- _WORK ORDER 1_: In the vaccine and dengue passage, where were the recent locally acquired dengue fever cases reported?
- _WORK ORDER 2_: Carry the vaccine and dengue passage forward from its final sentence.

- _PASSAGE TO READ_:
[Start of section]
At any rate, for a long while we've only had 1 Hib vaccine with the PRP-OMP combo: PedvaxHIB. This summer we saw FDA approval of Vaxelis, a hexavalent vaccine with DTaP, IPV, HepB, and Hib, the latter using the PRP-OMP product. Vaxelis is now officially recommended as an option for the AI/AN infant population, as well as for other infants. The recommendation for the AI/AN group was made on the basis of a phase IV randomized study of Vaxelis versus PedvaxHIB showing good antibody formation in both groups. No effectiveness study was performed because this population didn't have enough Hib disease present at a background rate to determine any significant differences with a new vaccine - PedvaxHIB has worked very well for these children in the past, another vaccine success and cause for celebration.

A second vaccine update is just the recommendation, again from CDC, for the next round of covid vaccines recommended for everyone 6 months of age and older. Again, nothing new, but it's a good resource to have all that information in one document. The tables serve as a quick reference for many different situations.

Mosquito Invasion

Any ID physician worth their salt will obtain an extensive travel history when seeing patients. We are mostly looking for clues to diseases seen mostly in international travelers, such as typhoid fever and the vector-borne infections that include dengue, chikungunya, malaria, and others. However, sometimes the travel history is negative but the patient ends up having one of those exotic diseases, acquired locally in the US (aka autochthonous infection). Such is the case recently with autochthonous dengue fever cases in Los Angeles County, CA. These cases appear when there is an existing reservoir of infected people plus a reservoir of the vector. For dengue virus, the vector is the Aedes mosquito, specifically A. albopictus and A. aegypti, plentiful in much of California.
[End of section]
- _INFORMATION PROVIDED_:
[Start of section]
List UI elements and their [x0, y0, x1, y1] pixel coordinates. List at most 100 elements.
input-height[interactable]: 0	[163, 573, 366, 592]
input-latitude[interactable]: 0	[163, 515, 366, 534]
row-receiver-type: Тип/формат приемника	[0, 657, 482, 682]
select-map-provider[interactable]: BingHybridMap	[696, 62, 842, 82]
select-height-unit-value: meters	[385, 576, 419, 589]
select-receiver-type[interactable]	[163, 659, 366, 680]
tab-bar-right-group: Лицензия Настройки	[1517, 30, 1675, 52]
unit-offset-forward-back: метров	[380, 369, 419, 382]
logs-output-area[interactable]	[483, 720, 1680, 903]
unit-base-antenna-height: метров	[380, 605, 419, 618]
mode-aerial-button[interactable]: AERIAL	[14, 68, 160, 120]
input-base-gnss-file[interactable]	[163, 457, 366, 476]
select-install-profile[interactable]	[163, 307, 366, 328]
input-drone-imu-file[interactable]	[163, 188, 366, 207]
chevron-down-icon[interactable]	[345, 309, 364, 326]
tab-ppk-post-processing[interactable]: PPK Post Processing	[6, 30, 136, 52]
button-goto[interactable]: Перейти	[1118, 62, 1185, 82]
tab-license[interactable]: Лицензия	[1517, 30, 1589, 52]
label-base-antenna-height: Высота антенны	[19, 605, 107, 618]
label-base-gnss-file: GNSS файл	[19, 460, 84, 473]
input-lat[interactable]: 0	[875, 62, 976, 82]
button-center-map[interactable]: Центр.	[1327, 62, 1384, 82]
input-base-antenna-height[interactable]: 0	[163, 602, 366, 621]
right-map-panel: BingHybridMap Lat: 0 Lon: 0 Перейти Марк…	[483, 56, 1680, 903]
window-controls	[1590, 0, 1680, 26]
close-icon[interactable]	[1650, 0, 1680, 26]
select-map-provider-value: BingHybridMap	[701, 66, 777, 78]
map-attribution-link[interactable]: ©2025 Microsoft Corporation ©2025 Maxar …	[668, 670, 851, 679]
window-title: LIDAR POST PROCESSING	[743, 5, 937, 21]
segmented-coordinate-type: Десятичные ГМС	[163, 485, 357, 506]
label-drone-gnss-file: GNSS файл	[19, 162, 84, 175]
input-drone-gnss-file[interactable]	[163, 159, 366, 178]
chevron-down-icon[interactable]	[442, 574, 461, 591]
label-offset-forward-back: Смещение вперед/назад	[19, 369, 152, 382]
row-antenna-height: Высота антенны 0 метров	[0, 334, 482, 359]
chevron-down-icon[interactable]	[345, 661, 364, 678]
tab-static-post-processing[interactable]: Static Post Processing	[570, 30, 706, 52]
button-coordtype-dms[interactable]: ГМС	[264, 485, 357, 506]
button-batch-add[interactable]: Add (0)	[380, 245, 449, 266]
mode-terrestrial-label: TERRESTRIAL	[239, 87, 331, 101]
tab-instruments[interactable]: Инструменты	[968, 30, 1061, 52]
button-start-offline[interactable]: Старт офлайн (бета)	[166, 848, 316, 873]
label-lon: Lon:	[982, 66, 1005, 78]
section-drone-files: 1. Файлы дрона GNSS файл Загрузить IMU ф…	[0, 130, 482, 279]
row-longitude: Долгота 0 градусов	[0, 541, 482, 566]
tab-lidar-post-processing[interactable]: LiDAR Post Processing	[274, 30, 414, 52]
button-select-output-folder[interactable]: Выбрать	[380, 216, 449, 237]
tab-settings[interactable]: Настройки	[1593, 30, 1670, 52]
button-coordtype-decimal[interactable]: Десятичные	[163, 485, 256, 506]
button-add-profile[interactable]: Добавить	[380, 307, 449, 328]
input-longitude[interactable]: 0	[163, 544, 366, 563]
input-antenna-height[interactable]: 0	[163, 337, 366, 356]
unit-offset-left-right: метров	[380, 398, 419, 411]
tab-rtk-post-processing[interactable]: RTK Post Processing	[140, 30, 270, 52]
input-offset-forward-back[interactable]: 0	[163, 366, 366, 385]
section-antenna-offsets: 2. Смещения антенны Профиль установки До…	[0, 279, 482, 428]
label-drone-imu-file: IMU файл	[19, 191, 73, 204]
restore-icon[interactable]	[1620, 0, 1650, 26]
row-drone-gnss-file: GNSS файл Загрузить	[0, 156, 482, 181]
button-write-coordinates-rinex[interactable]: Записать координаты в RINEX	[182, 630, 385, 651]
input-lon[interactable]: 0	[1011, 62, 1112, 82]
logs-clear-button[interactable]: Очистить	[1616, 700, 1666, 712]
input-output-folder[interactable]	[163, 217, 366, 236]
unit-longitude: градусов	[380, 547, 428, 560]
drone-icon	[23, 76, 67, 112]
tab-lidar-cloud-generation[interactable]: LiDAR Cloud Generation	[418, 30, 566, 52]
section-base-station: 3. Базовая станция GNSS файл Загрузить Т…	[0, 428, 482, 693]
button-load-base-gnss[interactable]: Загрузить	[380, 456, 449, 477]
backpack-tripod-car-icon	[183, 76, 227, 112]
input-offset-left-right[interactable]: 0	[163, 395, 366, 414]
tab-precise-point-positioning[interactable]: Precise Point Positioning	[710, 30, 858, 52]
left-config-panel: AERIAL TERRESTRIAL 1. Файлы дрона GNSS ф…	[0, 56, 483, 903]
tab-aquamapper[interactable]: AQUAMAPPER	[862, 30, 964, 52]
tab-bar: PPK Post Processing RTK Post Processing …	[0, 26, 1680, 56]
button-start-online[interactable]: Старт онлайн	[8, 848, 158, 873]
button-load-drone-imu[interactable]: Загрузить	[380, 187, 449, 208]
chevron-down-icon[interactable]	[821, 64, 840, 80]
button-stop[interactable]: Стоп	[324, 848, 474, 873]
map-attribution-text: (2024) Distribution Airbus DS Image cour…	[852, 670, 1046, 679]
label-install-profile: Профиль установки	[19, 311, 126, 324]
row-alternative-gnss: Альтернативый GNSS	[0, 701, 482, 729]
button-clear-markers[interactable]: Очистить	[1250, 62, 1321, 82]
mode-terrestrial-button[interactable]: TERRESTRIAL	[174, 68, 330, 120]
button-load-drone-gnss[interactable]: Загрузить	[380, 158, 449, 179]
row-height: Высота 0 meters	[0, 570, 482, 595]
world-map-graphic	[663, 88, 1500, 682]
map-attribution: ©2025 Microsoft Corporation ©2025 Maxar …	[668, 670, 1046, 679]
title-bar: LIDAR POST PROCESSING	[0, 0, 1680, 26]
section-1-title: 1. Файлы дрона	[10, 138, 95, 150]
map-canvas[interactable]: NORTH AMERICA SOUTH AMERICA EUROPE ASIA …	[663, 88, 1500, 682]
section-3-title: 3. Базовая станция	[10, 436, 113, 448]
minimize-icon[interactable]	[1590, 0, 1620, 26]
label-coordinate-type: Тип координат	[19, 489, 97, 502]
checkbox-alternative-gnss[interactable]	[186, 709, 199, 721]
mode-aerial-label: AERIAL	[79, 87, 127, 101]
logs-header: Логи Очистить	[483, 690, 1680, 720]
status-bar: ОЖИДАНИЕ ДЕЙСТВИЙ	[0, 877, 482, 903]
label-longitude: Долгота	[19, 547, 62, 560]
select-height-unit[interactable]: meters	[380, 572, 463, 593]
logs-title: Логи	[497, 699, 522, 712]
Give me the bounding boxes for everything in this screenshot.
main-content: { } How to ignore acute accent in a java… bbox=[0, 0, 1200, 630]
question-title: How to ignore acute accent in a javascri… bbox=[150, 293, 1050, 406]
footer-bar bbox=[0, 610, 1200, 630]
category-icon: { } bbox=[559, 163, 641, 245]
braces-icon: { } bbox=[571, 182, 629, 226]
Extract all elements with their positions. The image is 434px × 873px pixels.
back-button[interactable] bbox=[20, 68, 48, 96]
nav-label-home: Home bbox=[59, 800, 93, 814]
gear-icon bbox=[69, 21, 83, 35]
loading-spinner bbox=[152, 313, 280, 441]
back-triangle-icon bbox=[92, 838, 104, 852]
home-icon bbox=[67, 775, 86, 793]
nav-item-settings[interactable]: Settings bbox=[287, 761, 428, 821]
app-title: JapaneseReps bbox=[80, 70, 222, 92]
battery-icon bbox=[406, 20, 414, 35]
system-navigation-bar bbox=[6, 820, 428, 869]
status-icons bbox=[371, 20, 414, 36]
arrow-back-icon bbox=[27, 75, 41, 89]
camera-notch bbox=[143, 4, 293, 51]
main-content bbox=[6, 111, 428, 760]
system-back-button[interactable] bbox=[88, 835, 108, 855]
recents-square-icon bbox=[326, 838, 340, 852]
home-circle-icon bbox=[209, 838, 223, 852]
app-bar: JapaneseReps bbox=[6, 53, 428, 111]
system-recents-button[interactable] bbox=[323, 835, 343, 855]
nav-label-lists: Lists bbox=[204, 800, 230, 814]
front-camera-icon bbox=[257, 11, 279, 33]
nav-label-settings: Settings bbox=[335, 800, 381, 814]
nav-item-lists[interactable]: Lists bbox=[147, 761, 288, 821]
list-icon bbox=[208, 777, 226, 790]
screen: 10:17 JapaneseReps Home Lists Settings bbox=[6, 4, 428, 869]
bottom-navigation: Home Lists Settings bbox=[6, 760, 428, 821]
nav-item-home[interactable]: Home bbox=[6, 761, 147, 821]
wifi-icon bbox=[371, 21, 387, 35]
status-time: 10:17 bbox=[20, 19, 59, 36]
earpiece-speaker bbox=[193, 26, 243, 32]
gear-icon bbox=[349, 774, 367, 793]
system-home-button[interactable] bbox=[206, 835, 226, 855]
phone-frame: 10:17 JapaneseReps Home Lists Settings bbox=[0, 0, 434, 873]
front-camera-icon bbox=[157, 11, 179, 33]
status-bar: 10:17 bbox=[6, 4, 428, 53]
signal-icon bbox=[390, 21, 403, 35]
[End of section]
- _EXERCISE RESPONSE 1_: Los Angeles County, California.

- _EXERCISE RESPONSE 2_:
The range of these mosquitoes have been increasing the past few decades at least, mostly due to warming of our climate. The last extensive study of Aedes presence in the US was in 2017, summarized by CDC.

As one of those people who seem to be particularly tasty for mosquitoes, I find it interesting (and depressing) that we have about 200 different species of mosquitoes in the US. I'm not terribly comforted by the fact that only about a dozen of these can transmit those infections we worry about. Besides the Aedes genus, we also need to worry about Anopheles and Culex mosquitoes.

Of these, it is Aedes that is the most versatile in transmitting disease to humans, implicated in Cache Valley virus disease, chikungunya, dengue, eastern equine encephalitis, La Crosse encephalitis, and zika infections. Anopholes can spread Cache Valley virus, and Culex are implicated in eastern equine encephalitis, St. Louis encephalitis, and Oropouche virus, though midges more commonly spread the Oropouche. Other viruses such as Jamestown Canyon virus can be spread by many different species of mosquitoes and vary with time of year and location.

As our global temperatures have warmed, the mosquito season has lengthened; in many locations mosquitoes are out and about throughout the year. Also, the idea that high altitudes are safer from mosquito-borne infections is becoming invalid in many parts of the world, including the US. It wasn't the altitude per se that mosquitoes didn't like, it was the cool weather which now is warming.

I realize that for many of you this is already too much mosquito information, but if you want more visit Arbonet.

More Invasion

Getting back to last week's post, I had mentioned that my wife was outside working hard to clear our back yard of poison ivy while I was indoors typing leisurely. It turned out she didn't find any poison ivy. The photo I placed at the end of the post wasn't poison ivy but rather a portion of the massive porcelain-berry plant she removed instead. While poison ivy is a native plant, not invasive but still hated, porcelain-berry is a horribly invasive vine deliberately introduced into the US for its attractiveness but quickly discovered to spread indiscriminately, eliminating native vegetation in its path. It is the plant world equivalent of pod people.